• PROBLEM DESCRIPTION
Show each line from the listing that includes the word "Richie".

• RECORDED INFORMATION
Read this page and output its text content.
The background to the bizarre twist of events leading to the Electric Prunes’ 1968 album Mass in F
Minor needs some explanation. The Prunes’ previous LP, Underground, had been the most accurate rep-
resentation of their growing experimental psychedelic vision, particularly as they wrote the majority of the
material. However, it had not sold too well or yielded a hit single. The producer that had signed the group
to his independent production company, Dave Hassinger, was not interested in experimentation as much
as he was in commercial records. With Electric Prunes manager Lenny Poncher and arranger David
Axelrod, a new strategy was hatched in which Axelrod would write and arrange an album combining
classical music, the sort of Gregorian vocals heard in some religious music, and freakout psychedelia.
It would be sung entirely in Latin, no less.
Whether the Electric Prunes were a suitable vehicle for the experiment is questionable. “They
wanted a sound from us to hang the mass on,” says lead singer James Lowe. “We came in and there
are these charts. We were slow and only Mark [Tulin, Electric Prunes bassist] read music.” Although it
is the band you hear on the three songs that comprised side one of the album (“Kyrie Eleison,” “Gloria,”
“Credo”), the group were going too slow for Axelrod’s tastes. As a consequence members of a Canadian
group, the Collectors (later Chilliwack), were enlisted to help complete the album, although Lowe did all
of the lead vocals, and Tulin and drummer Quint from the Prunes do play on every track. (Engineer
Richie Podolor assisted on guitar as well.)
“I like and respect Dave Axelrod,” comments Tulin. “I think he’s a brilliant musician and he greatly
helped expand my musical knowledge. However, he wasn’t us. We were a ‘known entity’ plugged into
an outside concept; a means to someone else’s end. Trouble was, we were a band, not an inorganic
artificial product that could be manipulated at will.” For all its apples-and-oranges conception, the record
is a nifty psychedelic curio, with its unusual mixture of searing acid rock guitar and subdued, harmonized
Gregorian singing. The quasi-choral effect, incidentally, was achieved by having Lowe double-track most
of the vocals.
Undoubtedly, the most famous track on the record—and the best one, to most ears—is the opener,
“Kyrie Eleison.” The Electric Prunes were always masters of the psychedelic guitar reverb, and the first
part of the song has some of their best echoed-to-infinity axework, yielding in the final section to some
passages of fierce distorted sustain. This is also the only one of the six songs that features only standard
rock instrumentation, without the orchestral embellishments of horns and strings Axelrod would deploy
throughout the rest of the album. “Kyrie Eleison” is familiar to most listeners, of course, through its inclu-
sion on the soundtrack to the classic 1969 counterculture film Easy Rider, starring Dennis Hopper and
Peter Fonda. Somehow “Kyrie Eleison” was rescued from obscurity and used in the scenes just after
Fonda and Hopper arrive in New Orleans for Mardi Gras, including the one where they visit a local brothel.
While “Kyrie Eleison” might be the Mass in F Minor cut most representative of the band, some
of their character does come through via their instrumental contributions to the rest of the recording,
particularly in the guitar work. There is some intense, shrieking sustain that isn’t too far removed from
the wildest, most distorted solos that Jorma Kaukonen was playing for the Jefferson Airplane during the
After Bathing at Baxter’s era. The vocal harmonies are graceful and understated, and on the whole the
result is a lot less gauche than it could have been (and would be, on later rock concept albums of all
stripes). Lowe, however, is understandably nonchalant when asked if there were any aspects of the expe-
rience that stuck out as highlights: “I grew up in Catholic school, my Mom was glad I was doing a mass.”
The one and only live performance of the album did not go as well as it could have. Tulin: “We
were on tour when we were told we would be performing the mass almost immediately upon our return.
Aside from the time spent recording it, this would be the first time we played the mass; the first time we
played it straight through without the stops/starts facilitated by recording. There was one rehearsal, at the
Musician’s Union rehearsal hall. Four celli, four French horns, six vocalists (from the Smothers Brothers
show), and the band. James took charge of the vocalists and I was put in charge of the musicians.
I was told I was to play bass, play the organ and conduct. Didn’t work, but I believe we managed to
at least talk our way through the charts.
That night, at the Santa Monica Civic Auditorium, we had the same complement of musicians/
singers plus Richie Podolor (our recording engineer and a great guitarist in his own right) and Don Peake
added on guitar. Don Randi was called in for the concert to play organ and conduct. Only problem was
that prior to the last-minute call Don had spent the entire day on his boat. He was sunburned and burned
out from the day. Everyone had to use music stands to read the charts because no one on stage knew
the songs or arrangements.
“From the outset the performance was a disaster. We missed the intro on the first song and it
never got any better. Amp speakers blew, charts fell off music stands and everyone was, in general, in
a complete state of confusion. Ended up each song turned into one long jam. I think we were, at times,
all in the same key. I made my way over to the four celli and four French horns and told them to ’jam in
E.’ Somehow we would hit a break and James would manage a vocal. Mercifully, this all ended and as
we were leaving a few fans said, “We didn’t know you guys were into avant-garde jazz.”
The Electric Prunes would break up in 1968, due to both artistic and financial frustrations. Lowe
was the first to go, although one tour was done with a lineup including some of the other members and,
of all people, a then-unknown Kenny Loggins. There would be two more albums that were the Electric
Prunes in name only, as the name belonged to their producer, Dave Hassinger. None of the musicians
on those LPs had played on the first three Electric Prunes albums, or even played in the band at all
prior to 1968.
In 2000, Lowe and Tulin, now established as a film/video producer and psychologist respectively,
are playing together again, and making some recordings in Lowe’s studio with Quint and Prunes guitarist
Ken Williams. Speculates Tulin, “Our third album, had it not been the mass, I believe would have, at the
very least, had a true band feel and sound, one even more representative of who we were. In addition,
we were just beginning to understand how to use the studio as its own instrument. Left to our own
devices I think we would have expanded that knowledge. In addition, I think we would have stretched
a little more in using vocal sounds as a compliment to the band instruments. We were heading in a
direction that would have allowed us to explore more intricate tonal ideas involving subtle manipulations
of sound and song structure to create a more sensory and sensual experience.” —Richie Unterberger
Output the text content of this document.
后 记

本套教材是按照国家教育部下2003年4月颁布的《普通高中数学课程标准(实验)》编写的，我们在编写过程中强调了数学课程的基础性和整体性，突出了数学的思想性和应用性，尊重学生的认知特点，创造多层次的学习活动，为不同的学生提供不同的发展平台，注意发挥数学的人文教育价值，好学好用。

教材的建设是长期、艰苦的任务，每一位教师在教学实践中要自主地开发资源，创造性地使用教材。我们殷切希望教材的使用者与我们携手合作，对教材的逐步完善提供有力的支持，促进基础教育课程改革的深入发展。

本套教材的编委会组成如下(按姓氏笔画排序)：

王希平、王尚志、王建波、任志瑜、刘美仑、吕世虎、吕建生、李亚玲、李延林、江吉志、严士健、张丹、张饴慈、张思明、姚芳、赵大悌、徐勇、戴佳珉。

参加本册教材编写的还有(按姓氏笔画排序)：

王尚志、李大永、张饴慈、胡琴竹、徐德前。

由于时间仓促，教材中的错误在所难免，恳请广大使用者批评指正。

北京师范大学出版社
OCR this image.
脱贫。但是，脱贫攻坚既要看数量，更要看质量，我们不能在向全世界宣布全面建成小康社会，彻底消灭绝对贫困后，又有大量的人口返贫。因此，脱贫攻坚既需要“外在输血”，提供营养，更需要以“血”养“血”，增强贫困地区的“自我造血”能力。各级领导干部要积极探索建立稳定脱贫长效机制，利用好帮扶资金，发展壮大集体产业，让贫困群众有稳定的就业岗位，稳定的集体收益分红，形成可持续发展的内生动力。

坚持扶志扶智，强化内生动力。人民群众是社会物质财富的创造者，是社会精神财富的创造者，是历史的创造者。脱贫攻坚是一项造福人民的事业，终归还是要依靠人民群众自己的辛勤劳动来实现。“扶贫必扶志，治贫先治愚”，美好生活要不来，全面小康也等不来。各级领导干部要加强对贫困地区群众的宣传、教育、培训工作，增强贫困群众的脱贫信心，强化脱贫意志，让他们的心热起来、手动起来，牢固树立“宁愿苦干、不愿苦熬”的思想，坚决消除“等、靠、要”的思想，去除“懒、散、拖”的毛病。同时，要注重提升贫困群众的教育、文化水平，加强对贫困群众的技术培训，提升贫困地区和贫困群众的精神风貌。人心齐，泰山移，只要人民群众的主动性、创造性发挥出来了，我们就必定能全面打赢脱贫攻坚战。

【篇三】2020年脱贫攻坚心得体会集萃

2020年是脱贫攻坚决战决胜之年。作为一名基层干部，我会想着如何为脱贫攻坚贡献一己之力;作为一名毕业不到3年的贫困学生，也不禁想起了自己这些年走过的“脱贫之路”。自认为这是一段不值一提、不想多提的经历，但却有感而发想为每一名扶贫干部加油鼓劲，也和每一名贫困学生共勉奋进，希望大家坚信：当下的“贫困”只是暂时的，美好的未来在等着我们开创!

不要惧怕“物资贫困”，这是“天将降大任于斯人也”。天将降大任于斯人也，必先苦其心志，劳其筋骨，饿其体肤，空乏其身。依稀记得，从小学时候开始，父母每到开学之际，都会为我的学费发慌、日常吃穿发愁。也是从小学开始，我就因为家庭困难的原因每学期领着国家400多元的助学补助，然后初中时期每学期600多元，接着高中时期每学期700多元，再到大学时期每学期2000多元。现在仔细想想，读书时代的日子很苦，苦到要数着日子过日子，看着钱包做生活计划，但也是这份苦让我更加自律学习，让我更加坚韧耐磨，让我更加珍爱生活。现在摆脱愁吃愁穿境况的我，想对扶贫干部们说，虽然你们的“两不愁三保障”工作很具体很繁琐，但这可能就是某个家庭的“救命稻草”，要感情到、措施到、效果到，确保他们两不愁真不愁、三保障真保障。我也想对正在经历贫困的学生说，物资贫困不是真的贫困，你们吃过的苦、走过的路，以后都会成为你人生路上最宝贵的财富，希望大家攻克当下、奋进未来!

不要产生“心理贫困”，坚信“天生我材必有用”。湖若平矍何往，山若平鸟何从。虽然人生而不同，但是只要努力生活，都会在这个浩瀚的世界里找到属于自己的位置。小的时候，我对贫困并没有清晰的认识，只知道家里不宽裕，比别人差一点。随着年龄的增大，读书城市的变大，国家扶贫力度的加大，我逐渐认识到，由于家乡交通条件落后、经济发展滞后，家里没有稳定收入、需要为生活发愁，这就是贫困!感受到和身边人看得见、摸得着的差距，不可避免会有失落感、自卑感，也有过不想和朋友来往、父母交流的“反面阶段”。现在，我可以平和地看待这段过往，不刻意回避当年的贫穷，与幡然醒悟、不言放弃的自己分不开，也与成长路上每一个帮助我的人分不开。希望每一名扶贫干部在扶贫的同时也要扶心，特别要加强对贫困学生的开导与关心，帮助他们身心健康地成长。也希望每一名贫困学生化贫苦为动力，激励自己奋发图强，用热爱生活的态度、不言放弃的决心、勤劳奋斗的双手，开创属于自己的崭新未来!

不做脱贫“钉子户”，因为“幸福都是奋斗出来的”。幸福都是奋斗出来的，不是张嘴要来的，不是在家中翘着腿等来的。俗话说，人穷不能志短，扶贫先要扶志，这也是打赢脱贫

• COMPLETE OUTPUT
Richie Podolor assisted on guitar as well.)
singers plus Richie Podolor (our recording engineer and a great guitarist in his own right) and Don Peake
of sound and song structure to create a more sensory and sensual experience.” —Richie Unterberger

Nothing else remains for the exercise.